→ **Problem to solve**: The records below must be copied in full; omit the images.
— Start of Materials provided —
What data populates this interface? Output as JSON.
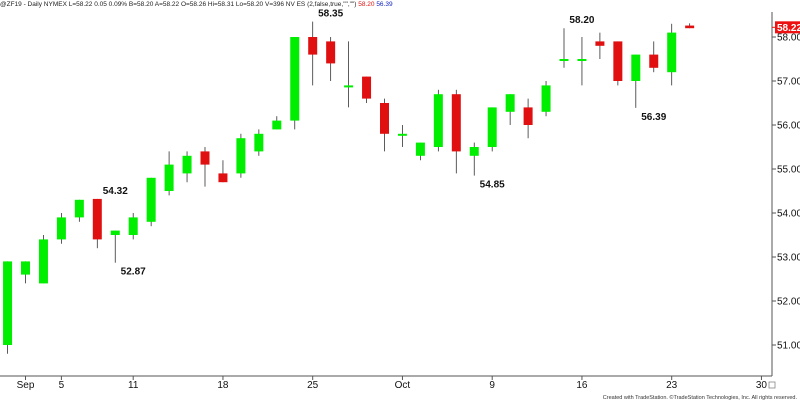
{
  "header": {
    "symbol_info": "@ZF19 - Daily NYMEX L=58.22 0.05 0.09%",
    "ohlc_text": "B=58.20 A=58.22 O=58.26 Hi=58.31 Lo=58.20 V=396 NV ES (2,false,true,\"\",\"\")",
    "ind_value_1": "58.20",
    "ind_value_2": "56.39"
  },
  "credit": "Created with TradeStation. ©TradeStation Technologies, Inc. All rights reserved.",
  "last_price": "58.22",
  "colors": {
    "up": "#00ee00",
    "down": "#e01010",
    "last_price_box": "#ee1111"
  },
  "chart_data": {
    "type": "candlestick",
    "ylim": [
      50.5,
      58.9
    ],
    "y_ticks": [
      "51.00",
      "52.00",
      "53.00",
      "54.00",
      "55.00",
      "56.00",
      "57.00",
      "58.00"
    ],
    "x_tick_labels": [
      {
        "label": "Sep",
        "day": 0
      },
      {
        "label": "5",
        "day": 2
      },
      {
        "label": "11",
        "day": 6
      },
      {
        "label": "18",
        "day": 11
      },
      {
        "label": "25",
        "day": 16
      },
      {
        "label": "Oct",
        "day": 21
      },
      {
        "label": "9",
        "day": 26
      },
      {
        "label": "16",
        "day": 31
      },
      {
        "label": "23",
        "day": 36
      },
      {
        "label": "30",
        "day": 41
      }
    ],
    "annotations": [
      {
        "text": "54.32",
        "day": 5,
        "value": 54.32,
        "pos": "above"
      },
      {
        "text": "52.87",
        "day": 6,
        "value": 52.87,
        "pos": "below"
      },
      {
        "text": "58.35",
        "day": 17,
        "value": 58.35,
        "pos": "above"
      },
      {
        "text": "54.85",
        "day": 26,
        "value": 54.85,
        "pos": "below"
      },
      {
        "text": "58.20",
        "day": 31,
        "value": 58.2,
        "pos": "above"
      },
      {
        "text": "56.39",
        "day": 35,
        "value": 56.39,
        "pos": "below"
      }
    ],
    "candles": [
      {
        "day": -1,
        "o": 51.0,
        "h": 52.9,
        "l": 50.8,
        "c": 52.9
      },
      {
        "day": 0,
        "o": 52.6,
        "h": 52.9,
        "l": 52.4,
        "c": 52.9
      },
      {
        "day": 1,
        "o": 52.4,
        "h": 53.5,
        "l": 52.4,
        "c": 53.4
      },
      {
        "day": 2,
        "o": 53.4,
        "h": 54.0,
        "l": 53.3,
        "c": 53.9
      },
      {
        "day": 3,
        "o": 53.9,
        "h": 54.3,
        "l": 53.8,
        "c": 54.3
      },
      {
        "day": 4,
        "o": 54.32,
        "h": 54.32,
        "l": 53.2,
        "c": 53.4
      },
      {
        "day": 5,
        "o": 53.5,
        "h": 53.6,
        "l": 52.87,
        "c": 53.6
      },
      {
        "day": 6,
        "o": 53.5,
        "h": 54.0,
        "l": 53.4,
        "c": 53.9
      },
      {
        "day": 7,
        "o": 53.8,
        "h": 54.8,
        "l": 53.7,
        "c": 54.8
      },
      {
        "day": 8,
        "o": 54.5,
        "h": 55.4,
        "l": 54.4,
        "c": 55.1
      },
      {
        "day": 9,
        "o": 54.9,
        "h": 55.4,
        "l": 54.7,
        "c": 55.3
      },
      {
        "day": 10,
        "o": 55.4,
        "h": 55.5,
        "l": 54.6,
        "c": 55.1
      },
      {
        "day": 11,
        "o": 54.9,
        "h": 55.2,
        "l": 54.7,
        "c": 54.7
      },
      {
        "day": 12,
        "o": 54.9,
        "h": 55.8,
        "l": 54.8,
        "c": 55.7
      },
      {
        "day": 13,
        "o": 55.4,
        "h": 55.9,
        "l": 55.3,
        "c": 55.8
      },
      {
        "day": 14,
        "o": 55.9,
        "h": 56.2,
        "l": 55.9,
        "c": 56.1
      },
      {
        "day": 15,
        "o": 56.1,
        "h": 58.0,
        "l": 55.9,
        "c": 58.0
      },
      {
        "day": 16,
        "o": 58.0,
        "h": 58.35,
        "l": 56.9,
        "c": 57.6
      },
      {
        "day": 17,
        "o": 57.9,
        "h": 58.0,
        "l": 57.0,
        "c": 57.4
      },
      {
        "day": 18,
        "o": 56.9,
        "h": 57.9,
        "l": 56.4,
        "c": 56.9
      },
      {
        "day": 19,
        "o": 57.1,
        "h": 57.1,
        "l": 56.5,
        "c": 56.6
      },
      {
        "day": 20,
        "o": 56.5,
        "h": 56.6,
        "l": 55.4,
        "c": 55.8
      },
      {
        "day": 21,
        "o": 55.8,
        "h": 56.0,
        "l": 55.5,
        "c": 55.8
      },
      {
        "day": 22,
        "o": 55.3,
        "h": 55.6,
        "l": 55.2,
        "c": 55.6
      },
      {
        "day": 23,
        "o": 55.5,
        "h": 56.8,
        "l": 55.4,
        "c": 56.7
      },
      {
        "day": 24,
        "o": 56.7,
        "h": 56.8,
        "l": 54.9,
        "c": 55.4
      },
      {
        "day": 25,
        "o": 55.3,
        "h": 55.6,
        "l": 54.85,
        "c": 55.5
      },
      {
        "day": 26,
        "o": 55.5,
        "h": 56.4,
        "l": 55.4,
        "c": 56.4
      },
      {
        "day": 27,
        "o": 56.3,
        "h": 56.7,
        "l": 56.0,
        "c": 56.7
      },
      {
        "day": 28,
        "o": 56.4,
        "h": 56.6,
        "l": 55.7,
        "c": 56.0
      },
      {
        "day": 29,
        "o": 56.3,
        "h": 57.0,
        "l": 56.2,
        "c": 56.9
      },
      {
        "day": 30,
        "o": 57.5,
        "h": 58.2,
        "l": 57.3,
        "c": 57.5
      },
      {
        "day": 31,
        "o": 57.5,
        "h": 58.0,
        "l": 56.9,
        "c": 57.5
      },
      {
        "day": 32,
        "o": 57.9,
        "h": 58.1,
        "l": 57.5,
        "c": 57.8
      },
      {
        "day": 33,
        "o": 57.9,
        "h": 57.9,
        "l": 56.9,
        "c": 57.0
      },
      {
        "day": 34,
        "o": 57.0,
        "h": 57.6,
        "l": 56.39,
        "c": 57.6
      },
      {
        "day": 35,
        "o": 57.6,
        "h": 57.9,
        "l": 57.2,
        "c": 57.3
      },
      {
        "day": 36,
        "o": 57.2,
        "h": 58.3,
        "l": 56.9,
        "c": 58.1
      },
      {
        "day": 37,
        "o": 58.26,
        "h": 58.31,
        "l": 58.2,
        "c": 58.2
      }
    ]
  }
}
— End of Materials provided —
→ **Exercise answer**:
What data populates this interface? Output as JSON.
{
  "header": {
    "symbol_info": "@ZF19 - Daily NYMEX L=58.22 0.05 0.09%",
    "ohlc_text": "B=58.20 A=58.22 O=58.26 Hi=58.31 Lo=58.20 V=396 NV ES (2,false,true,\"\",\"\")",
    "ind_value_1": "58.20",
    "ind_value_2": "56.39"
  },
  "credit": "Created with TradeStation. ©TradeStation Technologies, Inc. All rights reserved.",
  "last_price": "58.22",
  "colors": {
    "up": "#00ee00",
    "down": "#e01010",
    "last_price_box": "#ee1111"
  },
  "chart_data": {
    "type": "candlestick",
    "ylim": [
      50.5,
      58.9
    ],
    "y_ticks": [
      "51.00",
      "52.00",
      "53.00",
      "54.00",
      "55.00",
      "56.00",
      "57.00",
      "58.00"
    ],
    "x_tick_labels": [
      {
        "label": "Sep",
        "day": 0
      },
      {
        "label": "5",
        "day": 2
      },
      {
        "label": "11",
        "day": 6
      },
      {
        "label": "18",
        "day": 11
      },
      {
        "label": "25",
        "day": 16
      },
      {
        "label": "Oct",
        "day": 21
      },
      {
        "label": "9",
        "day": 26
      },
      {
        "label": "16",
        "day": 31
      },
      {
        "label": "23",
        "day": 36
      },
      {
        "label": "30",
        "day": 41
      }
    ],
    "annotations": [
      {
        "text": "54.32",
        "day": 5,
        "value": 54.32,
        "pos": "above"
      },
      {
        "text": "52.87",
        "day": 6,
        "value": 52.87,
        "pos": "below"
      },
      {
        "text": "58.35",
        "day": 17,
        "value": 58.35,
        "pos": "above"
      },
      {
        "text": "54.85",
        "day": 26,
        "value": 54.85,
        "pos": "below"
      },
      {
        "text": "58.20",
        "day": 31,
        "value": 58.2,
        "pos": "above"
      },
      {
        "text": "56.39",
        "day": 35,
        "value": 56.39,
        "pos": "below"
      }
    ],
    "candles": [
      {
        "day": -1,
        "o": 51.0,
        "h": 52.9,
        "l": 50.8,
        "c": 52.9
      },
      {
        "day": 0,
        "o": 52.6,
        "h": 52.9,
        "l": 52.4,
        "c": 52.9
      },
      {
        "day": 1,
        "o": 52.4,
        "h": 53.5,
        "l": 52.4,
        "c": 53.4
      },
      {
        "day": 2,
        "o": 53.4,
        "h": 54.0,
        "l": 53.3,
        "c": 53.9
      },
      {
        "day": 3,
        "o": 53.9,
        "h": 54.3,
        "l": 53.8,
        "c": 54.3
      },
      {
        "day": 4,
        "o": 54.32,
        "h": 54.32,
        "l": 53.2,
        "c": 53.4
      },
      {
        "day": 5,
        "o": 53.5,
        "h": 53.6,
        "l": 52.87,
        "c": 53.6
      },
      {
        "day": 6,
        "o": 53.5,
        "h": 54.0,
        "l": 53.4,
        "c": 53.9
      },
      {
        "day": 7,
        "o": 53.8,
        "h": 54.8,
        "l": 53.7,
        "c": 54.8
      },
      {
        "day": 8,
        "o": 54.5,
        "h": 55.4,
        "l": 54.4,
        "c": 55.1
      },
      {
        "day": 9,
        "o": 54.9,
        "h": 55.4,
        "l": 54.7,
        "c": 55.3
      },
      {
        "day": 10,
        "o": 55.4,
        "h": 55.5,
        "l": 54.6,
        "c": 55.1
      },
      {
        "day": 11,
        "o": 54.9,
        "h": 55.2,
        "l": 54.7,
        "c": 54.7
      },
      {
        "day": 12,
        "o": 54.9,
        "h": 55.8,
        "l": 54.8,
        "c": 55.7
      },
      {
        "day": 13,
        "o": 55.4,
        "h": 55.9,
        "l": 55.3,
        "c": 55.8
      },
      {
        "day": 14,
        "o": 55.9,
        "h": 56.2,
        "l": 55.9,
        "c": 56.1
      },
      {
        "day": 15,
        "o": 56.1,
        "h": 58.0,
        "l": 55.9,
        "c": 58.0
      },
      {
        "day": 16,
        "o": 58.0,
        "h": 58.35,
        "l": 56.9,
        "c": 57.6
      },
      {
        "day": 17,
        "o": 57.9,
        "h": 58.0,
        "l": 57.0,
        "c": 57.4
      },
      {
        "day": 18,
        "o": 56.9,
        "h": 57.9,
        "l": 56.4,
        "c": 56.9
      },
      {
        "day": 19,
        "o": 57.1,
        "h": 57.1,
        "l": 56.5,
        "c": 56.6
      },
      {
        "day": 20,
        "o": 56.5,
        "h": 56.6,
        "l": 55.4,
        "c": 55.8
      },
      {
        "day": 21,
        "o": 55.8,
        "h": 56.0,
        "l": 55.5,
        "c": 55.8
      },
      {
        "day": 22,
        "o": 55.3,
        "h": 55.6,
        "l": 55.2,
        "c": 55.6
      },
      {
        "day": 23,
        "o": 55.5,
        "h": 56.8,
        "l": 55.4,
        "c": 56.7
      },
      {
        "day": 24,
        "o": 56.7,
        "h": 56.8,
        "l": 54.9,
        "c": 55.4
      },
      {
        "day": 25,
        "o": 55.3,
        "h": 55.6,
        "l": 54.85,
        "c": 55.5
      },
      {
        "day": 26,
        "o": 55.5,
        "h": 56.4,
        "l": 55.4,
        "c": 56.4
      },
      {
        "day": 27,
        "o": 56.3,
        "h": 56.7,
        "l": 56.0,
        "c": 56.7
      },
      {
        "day": 28,
        "o": 56.4,
        "h": 56.6,
        "l": 55.7,
        "c": 56.0
      },
      {
        "day": 29,
        "o": 56.3,
        "h": 57.0,
        "l": 56.2,
        "c": 56.9
      },
      {
        "day": 30,
        "o": 57.5,
        "h": 58.2,
        "l": 57.3,
        "c": 57.5
      },
      {
        "day": 31,
        "o": 57.5,
        "h": 58.0,
        "l": 56.9,
        "c": 57.5
      },
      {
        "day": 32,
        "o": 57.9,
        "h": 58.1,
        "l": 57.5,
        "c": 57.8
      },
      {
        "day": 33,
        "o": 57.9,
        "h": 57.9,
        "l": 56.9,
        "c": 57.0
      },
      {
        "day": 34,
        "o": 57.0,
        "h": 57.6,
        "l": 56.39,
        "c": 57.6
      },
      {
        "day": 35,
        "o": 57.6,
        "h": 57.9,
        "l": 57.2,
        "c": 57.3
      },
      {
        "day": 36,
        "o": 57.2,
        "h": 58.3,
        "l": 56.9,
        "c": 58.1
      },
      {
        "day": 37,
        "o": 58.26,
        "h": 58.31,
        "l": 58.2,
        "c": 58.2
      }
    ]
  }
}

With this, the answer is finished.